>> START Source material

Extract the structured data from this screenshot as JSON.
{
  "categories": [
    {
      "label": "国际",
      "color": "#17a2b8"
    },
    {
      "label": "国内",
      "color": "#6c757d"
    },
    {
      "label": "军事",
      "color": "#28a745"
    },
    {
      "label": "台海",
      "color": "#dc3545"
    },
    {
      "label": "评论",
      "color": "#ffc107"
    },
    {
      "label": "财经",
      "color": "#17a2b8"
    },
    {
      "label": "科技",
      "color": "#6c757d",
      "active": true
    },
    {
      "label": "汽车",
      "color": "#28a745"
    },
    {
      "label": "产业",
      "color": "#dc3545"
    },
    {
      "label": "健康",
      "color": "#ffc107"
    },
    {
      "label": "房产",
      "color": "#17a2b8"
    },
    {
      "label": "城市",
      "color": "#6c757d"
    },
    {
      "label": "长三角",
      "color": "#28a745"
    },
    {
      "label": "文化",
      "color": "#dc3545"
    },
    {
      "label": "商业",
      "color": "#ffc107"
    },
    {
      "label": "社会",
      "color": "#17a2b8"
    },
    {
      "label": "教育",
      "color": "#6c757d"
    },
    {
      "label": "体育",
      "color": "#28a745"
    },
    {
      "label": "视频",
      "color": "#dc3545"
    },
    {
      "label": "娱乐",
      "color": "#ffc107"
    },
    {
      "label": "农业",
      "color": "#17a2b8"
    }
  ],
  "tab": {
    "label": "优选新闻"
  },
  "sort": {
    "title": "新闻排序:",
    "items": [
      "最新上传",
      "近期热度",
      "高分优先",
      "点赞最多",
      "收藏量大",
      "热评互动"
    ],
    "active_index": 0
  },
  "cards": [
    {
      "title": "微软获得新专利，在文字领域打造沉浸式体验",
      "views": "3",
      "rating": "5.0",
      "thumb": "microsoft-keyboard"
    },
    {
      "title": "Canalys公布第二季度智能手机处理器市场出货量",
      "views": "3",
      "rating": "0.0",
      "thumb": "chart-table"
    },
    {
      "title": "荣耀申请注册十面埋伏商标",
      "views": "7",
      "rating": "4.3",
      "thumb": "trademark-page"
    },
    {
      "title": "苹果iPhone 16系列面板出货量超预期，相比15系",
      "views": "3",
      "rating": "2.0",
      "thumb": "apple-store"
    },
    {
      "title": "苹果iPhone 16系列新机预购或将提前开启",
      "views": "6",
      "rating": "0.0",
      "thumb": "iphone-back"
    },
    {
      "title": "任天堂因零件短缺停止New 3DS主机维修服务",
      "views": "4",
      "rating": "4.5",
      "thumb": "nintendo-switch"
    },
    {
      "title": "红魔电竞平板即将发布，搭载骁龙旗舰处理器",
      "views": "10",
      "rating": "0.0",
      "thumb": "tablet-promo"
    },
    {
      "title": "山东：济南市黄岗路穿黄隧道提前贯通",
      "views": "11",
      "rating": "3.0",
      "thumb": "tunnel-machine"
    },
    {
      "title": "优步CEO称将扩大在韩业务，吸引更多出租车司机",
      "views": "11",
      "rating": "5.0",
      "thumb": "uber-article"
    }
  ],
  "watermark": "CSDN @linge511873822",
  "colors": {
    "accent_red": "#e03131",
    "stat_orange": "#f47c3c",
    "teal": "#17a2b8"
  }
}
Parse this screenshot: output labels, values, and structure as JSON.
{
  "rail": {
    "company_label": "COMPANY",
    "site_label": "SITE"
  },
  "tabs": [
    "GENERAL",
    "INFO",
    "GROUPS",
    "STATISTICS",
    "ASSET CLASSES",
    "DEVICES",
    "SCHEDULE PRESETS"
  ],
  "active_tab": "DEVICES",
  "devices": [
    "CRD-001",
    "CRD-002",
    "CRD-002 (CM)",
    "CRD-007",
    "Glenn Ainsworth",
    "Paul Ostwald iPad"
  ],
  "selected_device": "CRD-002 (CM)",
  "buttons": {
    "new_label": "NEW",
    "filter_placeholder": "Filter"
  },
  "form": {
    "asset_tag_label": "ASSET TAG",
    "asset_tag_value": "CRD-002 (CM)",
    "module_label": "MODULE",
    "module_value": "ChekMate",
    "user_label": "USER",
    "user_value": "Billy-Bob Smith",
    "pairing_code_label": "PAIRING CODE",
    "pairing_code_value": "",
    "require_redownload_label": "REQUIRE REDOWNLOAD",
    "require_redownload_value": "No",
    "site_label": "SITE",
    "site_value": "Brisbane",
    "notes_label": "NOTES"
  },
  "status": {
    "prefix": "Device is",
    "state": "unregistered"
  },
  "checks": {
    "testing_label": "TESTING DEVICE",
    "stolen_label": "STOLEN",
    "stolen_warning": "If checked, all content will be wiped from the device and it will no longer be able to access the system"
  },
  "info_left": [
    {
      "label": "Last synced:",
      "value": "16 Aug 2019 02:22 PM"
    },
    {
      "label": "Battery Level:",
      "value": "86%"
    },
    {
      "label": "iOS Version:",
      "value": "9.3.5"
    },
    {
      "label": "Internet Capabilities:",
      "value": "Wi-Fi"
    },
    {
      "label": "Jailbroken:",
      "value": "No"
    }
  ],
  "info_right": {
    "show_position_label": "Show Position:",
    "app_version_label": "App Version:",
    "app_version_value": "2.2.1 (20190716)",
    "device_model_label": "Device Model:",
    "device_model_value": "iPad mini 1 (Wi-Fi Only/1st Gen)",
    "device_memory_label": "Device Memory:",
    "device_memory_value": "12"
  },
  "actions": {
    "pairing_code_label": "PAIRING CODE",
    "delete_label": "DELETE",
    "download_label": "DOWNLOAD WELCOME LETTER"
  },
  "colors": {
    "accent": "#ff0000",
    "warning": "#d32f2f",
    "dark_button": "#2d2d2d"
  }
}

>> END Source material

### What is expected
Please reproduce each line exactly as written.

### Expected answer
Extract the structured data from this screenshot as JSON.
{
  "categories": [
    {
      "label": "国际",
      "color": "#17a2b8"
    },
    {
      "label": "国内",
      "color": "#6c757d"
    },
    {
      "label": "军事",
      "color": "#28a745"
    },
    {
      "label": "台海",
      "color": "#dc3545"
    },
    {
      "label": "评论",
      "color": "#ffc107"
    },
    {
      "label": "财经",
      "color": "#17a2b8"
    },
    {
      "label": "科技",
      "color": "#6c757d",
      "active": true
    },
    {
      "label": "汽车",
      "color": "#28a745"
    },
    {
      "label": "产业",
      "color": "#dc3545"
    },
    {
      "label": "健康",
      "color": "#ffc107"
    },
    {
      "label": "房产",
      "color": "#17a2b8"
    },
    {
      "label": "城市",
      "color": "#6c757d"
    },
    {
      "label": "长三角",
      "color": "#28a745"
    },
    {
      "label": "文化",
      "color": "#dc3545"
    },
    {
      "label": "商业",
      "color": "#ffc107"
    },
    {
      "label": "社会",
      "color": "#17a2b8"
    },
    {
      "label": "教育",
      "color": "#6c757d"
    },
    {
      "label": "体育",
      "color": "#28a745"
    },
    {
      "label": "视频",
      "color": "#dc3545"
    },
    {
      "label": "娱乐",
      "color": "#ffc107"
    },
    {
      "label": "农业",
      "color": "#17a2b8"
    }
  ],
  "tab": {
    "label": "优选新闻"
  },
  "sort": {
    "title": "新闻排序:",
    "items": [
      "最新上传",
      "近期热度",
      "高分优先",
      "点赞最多",
      "收藏量大",
      "热评互动"
    ],
    "active_index": 0
  },
  "cards": [
    {
      "title": "微软获得新专利，在文字领域打造沉浸式体验",
      "views": "3",
      "rating": "5.0",
      "thumb": "microsoft-keyboard"
    },
    {
      "title": "Canalys公布第二季度智能手机处理器市场出货量",
      "views": "3",
      "rating": "0.0",
      "thumb": "chart-table"
    },
    {
      "title": "荣耀申请注册十面埋伏商标",
      "views": "7",
      "rating": "4.3",
      "thumb": "trademark-page"
    },
    {
      "title": "苹果iPhone 16系列面板出货量超预期，相比15系",
      "views": "3",
      "rating": "2.0",
      "thumb": "apple-store"
    },
    {
      "title": "苹果iPhone 16系列新机预购或将提前开启",
      "views": "6",
      "rating": "0.0",
      "thumb": "iphone-back"
    },
    {
      "title": "任天堂因零件短缺停止New 3DS主机维修服务",
      "views": "4",
      "rating": "4.5",
      "thumb": "nintendo-switch"
    },
    {
      "title": "红魔电竞平板即将发布，搭载骁龙旗舰处理器",
      "views": "10",
      "rating": "0.0",
      "thumb": "tablet-promo"
    },
    {
      "title": "山东：济南市黄岗路穿黄隧道提前贯通",
      "views": "11",
      "rating": "3.0",
      "thumb": "tunnel-machine"
    },
    {
      "title": "优步CEO称将扩大在韩业务，吸引更多出租车司机",
      "views": "11",
      "rating": "5.0",
      "thumb": "uber-article"
    }
  ],
  "watermark": "CSDN @linge511873822",
  "colors": {
    "accent_red": "#e03131",
    "stat_orange": "#f47c3c",
    "teal": "#17a2b8"
  }
}
Parse this screenshot: output labels, values, and structure as JSON.
{
  "rail": {
    "company_label": "COMPANY",
    "site_label": "SITE"
  },
  "tabs": [
    "GENERAL",
    "INFO",
    "GROUPS",
    "STATISTICS",
    "ASSET CLASSES",
    "DEVICES",
    "SCHEDULE PRESETS"
  ],
  "active_tab": "DEVICES",
  "devices": [
    "CRD-001",
    "CRD-002",
    "CRD-002 (CM)",
    "CRD-007",
    "Glenn Ainsworth",
    "Paul Ostwald iPad"
  ],
  "selected_device": "CRD-002 (CM)",
  "buttons": {
    "new_label": "NEW",
    "filter_placeholder": "Filter"
  },
  "form": {
    "asset_tag_label": "ASSET TAG",
    "asset_tag_value": "CRD-002 (CM)",
    "module_label": "MODULE",
    "module_value": "ChekMate",
    "user_label": "USER",
    "user_value": "Billy-Bob Smith",
    "pairing_code_label": "PAIRING CODE",
    "pairing_code_value": "",
    "require_redownload_label": "REQUIRE REDOWNLOAD",
    "require_redownload_value": "No",
    "site_label": "SITE",
    "site_value": "Brisbane",
    "notes_label": "NOTES"
  },
  "status": {
    "prefix": "Device is",
    "state": "unregistered"
  },
  "checks": {
    "testing_label": "TESTING DEVICE",
    "stolen_label": "STOLEN",
    "stolen_warning": "If checked, all content will be wiped from the device and it will no longer be able to access the system"
  },
  "info_left": [
    {
      "label": "Last synced:",
      "value": "16 Aug 2019 02:22 PM"
    },
    {
      "label": "Battery Level:",
      "value": "86%"
    },
    {
      "label": "iOS Version:",
      "value": "9.3.5"
    },
    {
      "label": "Internet Capabilities:",
      "value": "Wi-Fi"
    },
    {
      "label": "Jailbroken:",
      "value": "No"
    }
  ],
  "info_right": {
    "show_position_label": "Show Position:",
    "app_version_label": "App Version:",
    "app_version_value": "2.2.1 (20190716)",
    "device_model_label": "Device Model:",
    "device_model_value": "iPad mini 1 (Wi-Fi Only/1st Gen)",
    "device_memory_label": "Device Memory:",
    "device_memory_value": "12"
  },
  "actions": {
    "pairing_code_label": "PAIRING CODE",
    "delete_label": "DELETE",
    "download_label": "DOWNLOAD WELCOME LETTER"
  },
  "colors": {
    "accent": "#ff0000",
    "warning": "#d32f2f",
    "dark_button": "#2d2d2d"
  }
}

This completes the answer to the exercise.